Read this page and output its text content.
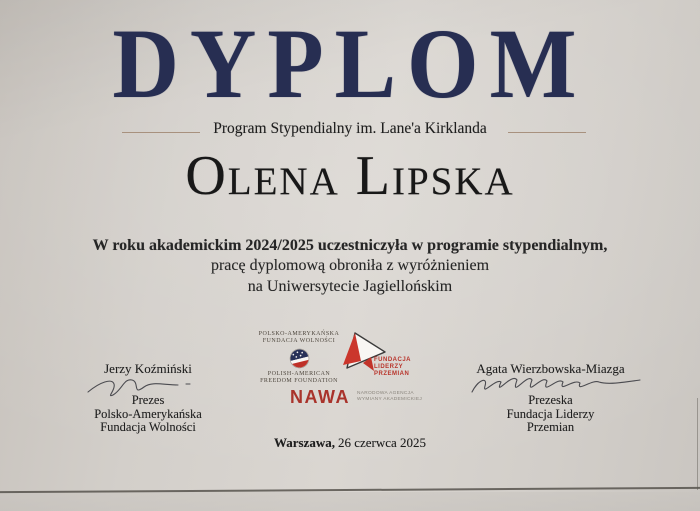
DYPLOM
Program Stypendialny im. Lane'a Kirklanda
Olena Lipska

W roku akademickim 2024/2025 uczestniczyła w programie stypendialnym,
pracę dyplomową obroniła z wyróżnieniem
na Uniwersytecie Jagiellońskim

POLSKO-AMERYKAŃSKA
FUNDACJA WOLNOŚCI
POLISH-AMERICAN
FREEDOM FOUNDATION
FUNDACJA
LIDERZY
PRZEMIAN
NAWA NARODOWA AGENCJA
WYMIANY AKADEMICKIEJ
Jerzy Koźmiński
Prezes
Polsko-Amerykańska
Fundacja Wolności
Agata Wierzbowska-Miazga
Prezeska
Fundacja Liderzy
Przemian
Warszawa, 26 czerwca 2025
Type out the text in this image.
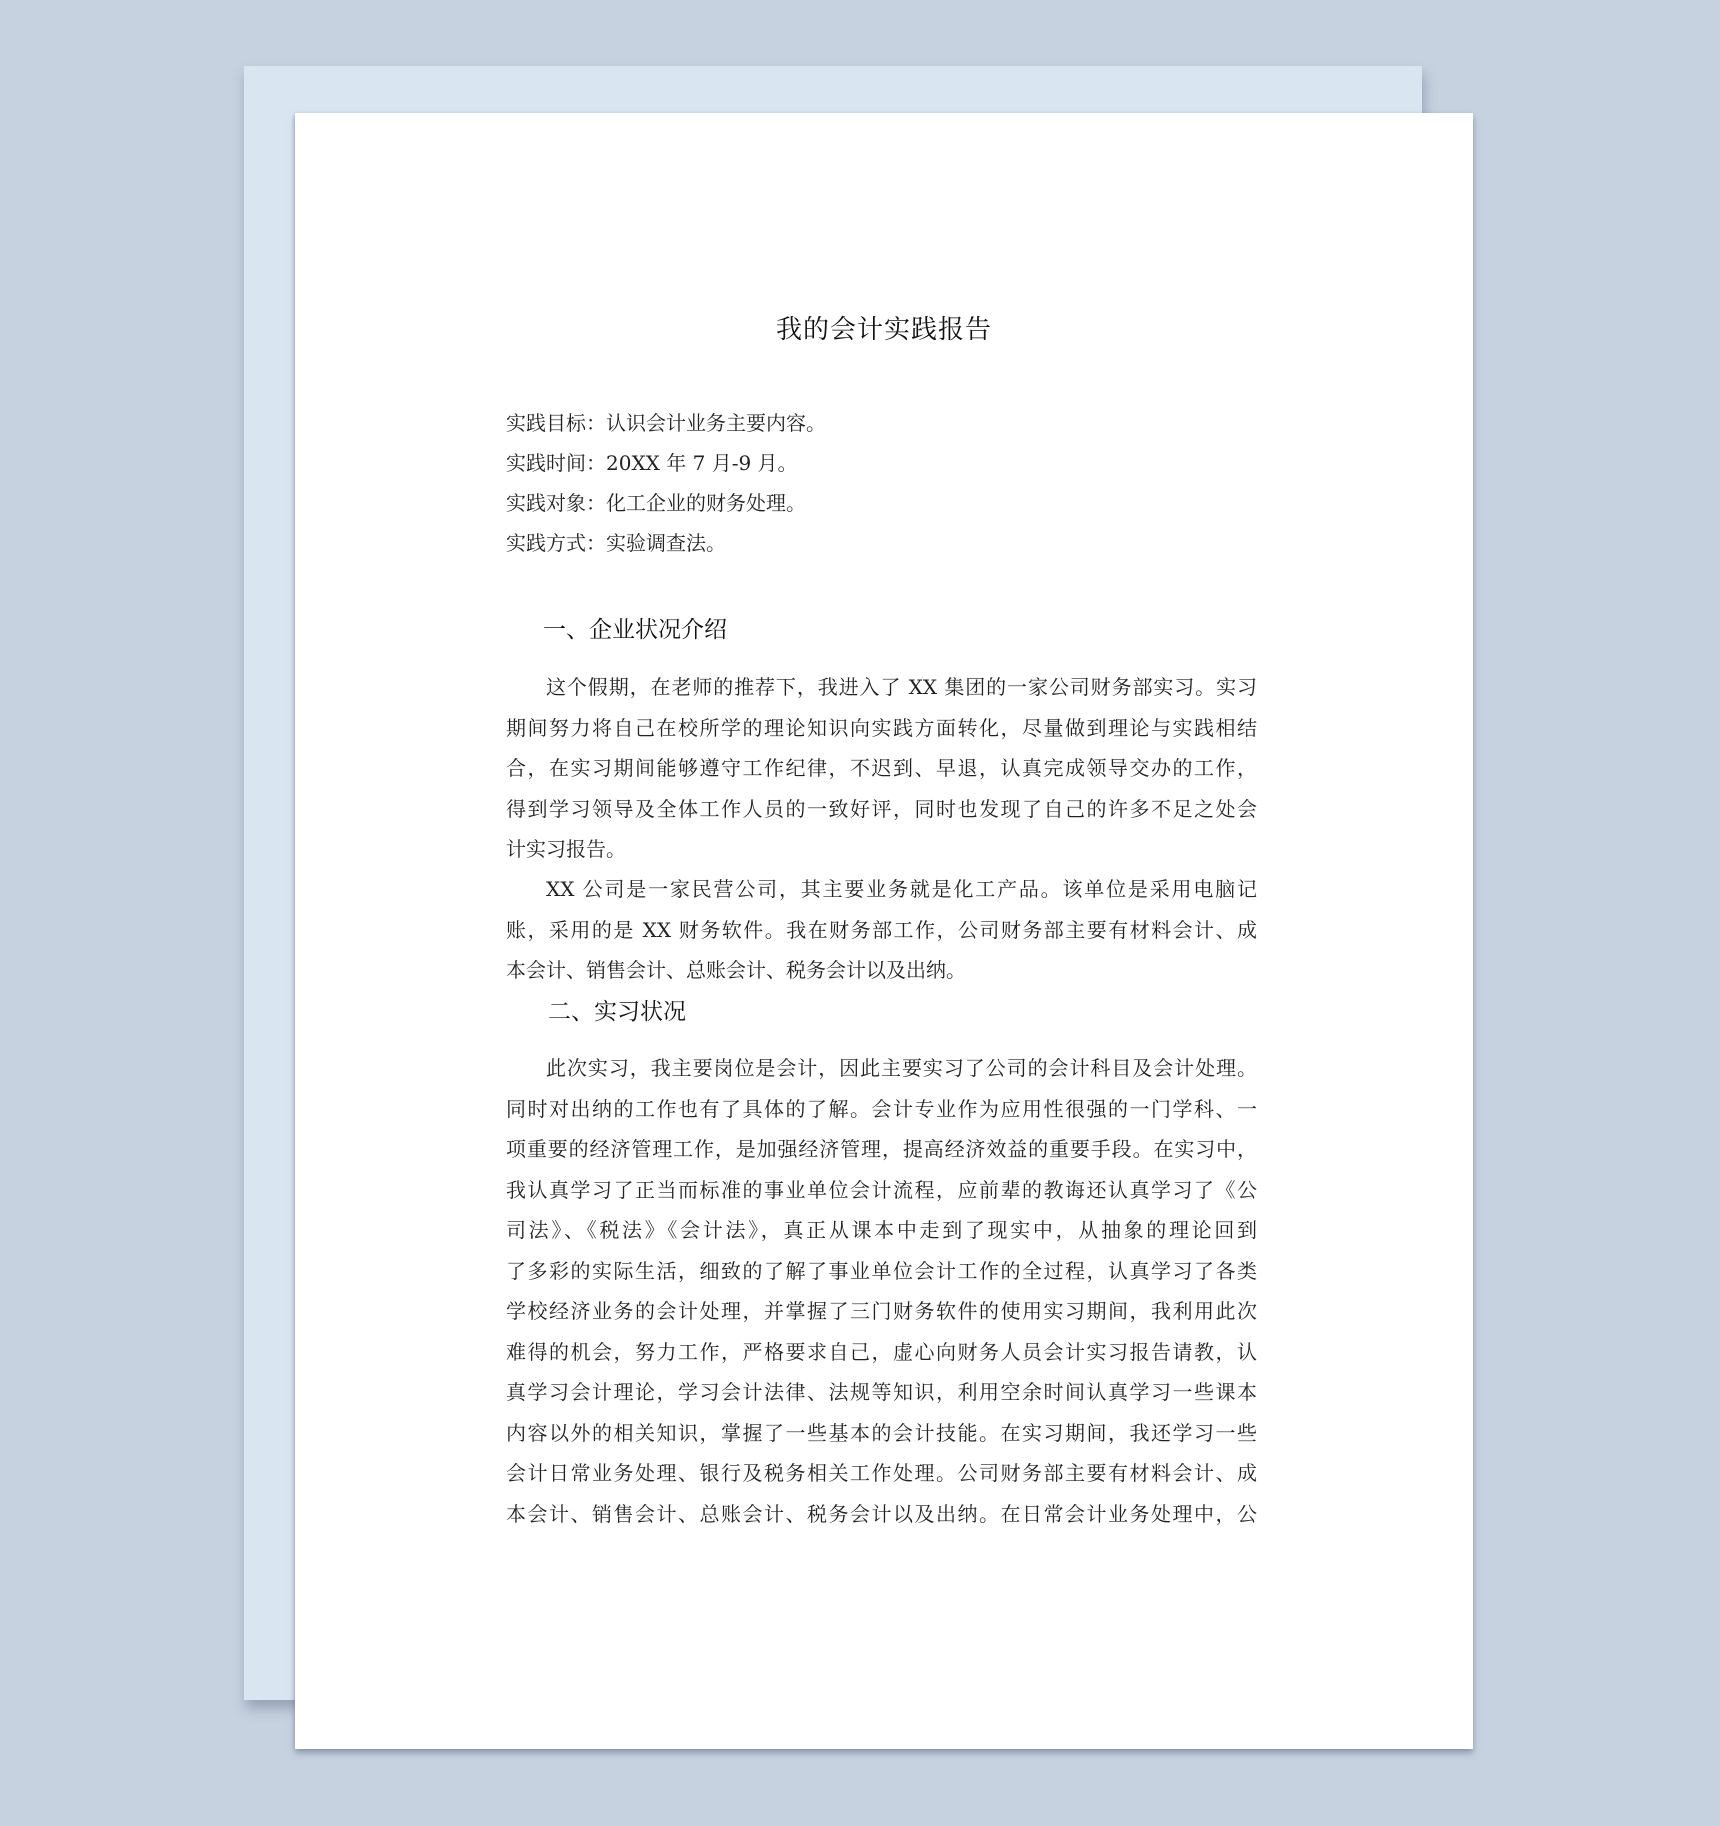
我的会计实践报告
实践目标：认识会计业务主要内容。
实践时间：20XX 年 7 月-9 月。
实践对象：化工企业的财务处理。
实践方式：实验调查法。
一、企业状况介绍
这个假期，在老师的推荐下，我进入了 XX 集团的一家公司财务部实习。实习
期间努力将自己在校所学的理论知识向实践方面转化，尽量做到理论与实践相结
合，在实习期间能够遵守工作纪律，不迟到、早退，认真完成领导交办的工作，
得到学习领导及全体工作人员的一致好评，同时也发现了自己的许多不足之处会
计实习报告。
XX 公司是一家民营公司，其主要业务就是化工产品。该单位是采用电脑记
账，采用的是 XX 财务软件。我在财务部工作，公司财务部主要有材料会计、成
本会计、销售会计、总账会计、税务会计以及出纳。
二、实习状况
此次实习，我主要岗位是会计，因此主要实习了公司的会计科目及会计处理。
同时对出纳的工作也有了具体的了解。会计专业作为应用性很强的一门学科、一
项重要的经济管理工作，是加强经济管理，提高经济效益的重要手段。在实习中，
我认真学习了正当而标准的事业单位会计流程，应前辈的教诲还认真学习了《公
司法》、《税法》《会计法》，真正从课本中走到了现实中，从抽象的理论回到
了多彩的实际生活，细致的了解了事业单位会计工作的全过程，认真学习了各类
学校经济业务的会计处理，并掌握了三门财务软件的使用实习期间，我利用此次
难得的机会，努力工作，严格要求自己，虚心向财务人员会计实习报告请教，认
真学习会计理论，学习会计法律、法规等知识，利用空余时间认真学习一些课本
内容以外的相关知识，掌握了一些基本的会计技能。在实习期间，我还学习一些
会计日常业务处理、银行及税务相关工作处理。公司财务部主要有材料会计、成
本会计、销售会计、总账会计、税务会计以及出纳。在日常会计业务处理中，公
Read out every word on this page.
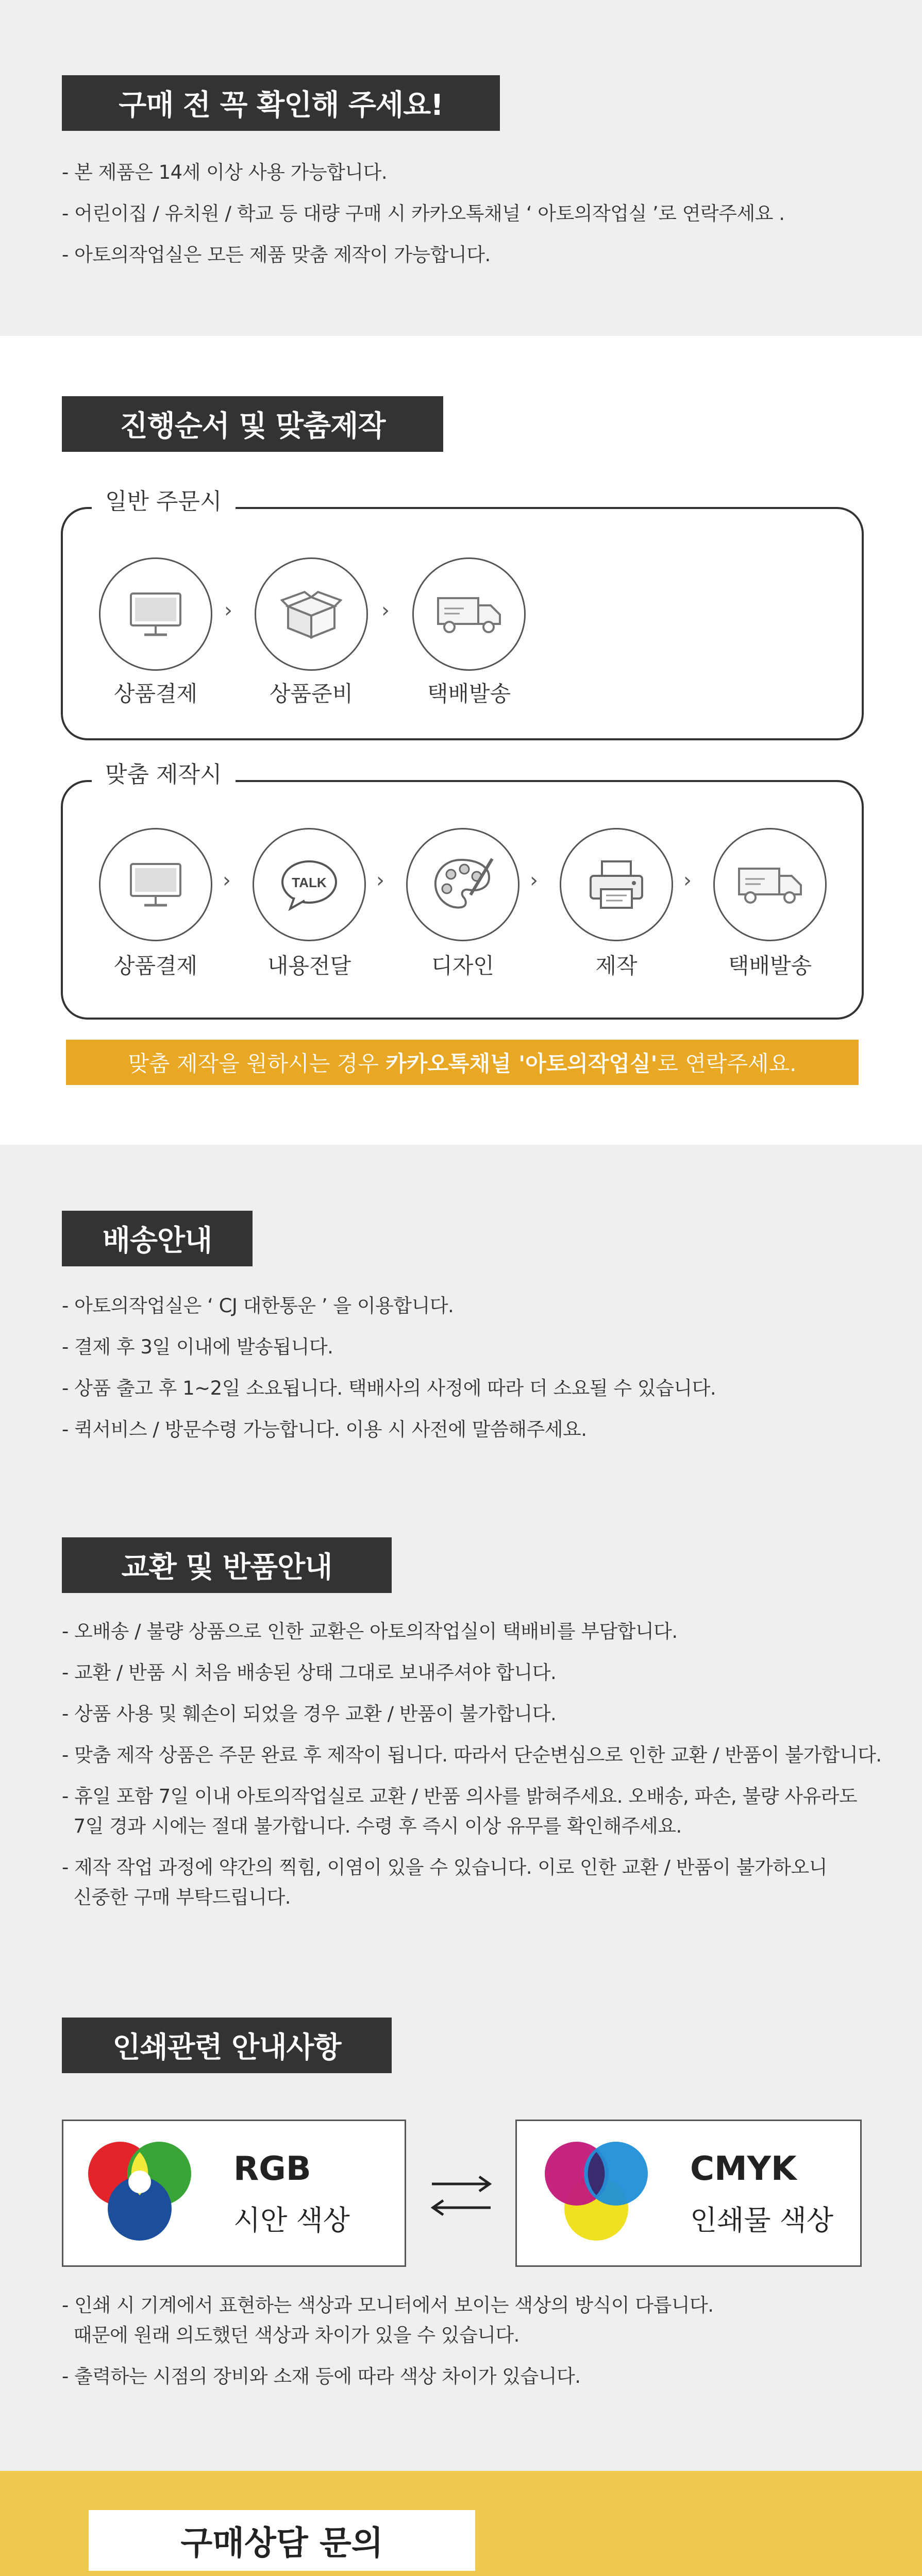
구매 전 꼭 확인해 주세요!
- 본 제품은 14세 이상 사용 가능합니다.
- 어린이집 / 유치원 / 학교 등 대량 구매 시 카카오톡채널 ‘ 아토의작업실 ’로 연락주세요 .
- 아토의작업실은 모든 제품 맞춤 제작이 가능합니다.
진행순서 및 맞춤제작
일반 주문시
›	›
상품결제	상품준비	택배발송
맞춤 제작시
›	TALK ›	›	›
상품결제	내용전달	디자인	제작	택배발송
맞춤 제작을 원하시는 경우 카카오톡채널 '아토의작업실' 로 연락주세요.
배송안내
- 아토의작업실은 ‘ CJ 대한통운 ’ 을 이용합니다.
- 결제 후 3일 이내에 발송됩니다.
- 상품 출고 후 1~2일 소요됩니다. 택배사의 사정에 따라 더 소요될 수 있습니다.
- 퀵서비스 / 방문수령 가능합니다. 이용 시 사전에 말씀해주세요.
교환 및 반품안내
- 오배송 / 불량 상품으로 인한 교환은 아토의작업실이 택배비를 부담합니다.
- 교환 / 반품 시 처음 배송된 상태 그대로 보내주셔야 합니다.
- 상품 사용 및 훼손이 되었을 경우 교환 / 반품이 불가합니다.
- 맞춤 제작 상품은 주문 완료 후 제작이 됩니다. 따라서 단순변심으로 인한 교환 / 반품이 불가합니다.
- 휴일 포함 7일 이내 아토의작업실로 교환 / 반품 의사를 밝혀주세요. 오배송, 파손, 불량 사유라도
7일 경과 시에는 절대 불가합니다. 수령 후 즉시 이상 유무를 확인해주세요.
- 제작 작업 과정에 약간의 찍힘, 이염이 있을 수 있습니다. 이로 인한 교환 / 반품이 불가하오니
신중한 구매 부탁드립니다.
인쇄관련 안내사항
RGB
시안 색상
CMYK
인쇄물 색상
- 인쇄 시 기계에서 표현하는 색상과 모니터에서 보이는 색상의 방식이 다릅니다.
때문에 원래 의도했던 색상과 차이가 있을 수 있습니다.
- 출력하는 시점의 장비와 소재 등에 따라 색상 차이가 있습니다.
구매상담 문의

········

WHAT TO WORK ON:
Only the lines from the one containing "Read out every word on this page." through the last line of the records above should be repeated, exactly and without pictures.

FULL ANSWER:
Read out every word on this page.
구매 전 꼭 확인해 주세요!
- 본 제품은 14세 이상 사용 가능합니다.
- 어린이집 / 유치원 / 학교 등 대량 구매 시 카카오톡채널 ‘ 아토의작업실 ’로 연락주세요 .
- 아토의작업실은 모든 제품 맞춤 제작이 가능합니다.
진행순서 및 맞춤제작
일반 주문시
›	›
상품결제	상품준비	택배발송
맞춤 제작시
›	TALK ›	›	›
상품결제	내용전달	디자인	제작	택배발송
맞춤 제작을 원하시는 경우 카카오톡채널 '아토의작업실' 로 연락주세요.
배송안내
- 아토의작업실은 ‘ CJ 대한통운 ’ 을 이용합니다.
- 결제 후 3일 이내에 발송됩니다.
- 상품 출고 후 1~2일 소요됩니다. 택배사의 사정에 따라 더 소요될 수 있습니다.
- 퀵서비스 / 방문수령 가능합니다. 이용 시 사전에 말씀해주세요.
교환 및 반품안내
- 오배송 / 불량 상품으로 인한 교환은 아토의작업실이 택배비를 부담합니다.
- 교환 / 반품 시 처음 배송된 상태 그대로 보내주셔야 합니다.
- 상품 사용 및 훼손이 되었을 경우 교환 / 반품이 불가합니다.
- 맞춤 제작 상품은 주문 완료 후 제작이 됩니다. 따라서 단순변심으로 인한 교환 / 반품이 불가합니다.
- 휴일 포함 7일 이내 아토의작업실로 교환 / 반품 의사를 밝혀주세요. 오배송, 파손, 불량 사유라도
7일 경과 시에는 절대 불가합니다. 수령 후 즉시 이상 유무를 확인해주세요.
- 제작 작업 과정에 약간의 찍힘, 이염이 있을 수 있습니다. 이로 인한 교환 / 반품이 불가하오니
신중한 구매 부탁드립니다.
인쇄관련 안내사항
RGB
시안 색상
CMYK
인쇄물 색상
- 인쇄 시 기계에서 표현하는 색상과 모니터에서 보이는 색상의 방식이 다릅니다.
때문에 원래 의도했던 색상과 차이가 있을 수 있습니다.
- 출력하는 시점의 장비와 소재 등에 따라 색상 차이가 있습니다.
구매상담 문의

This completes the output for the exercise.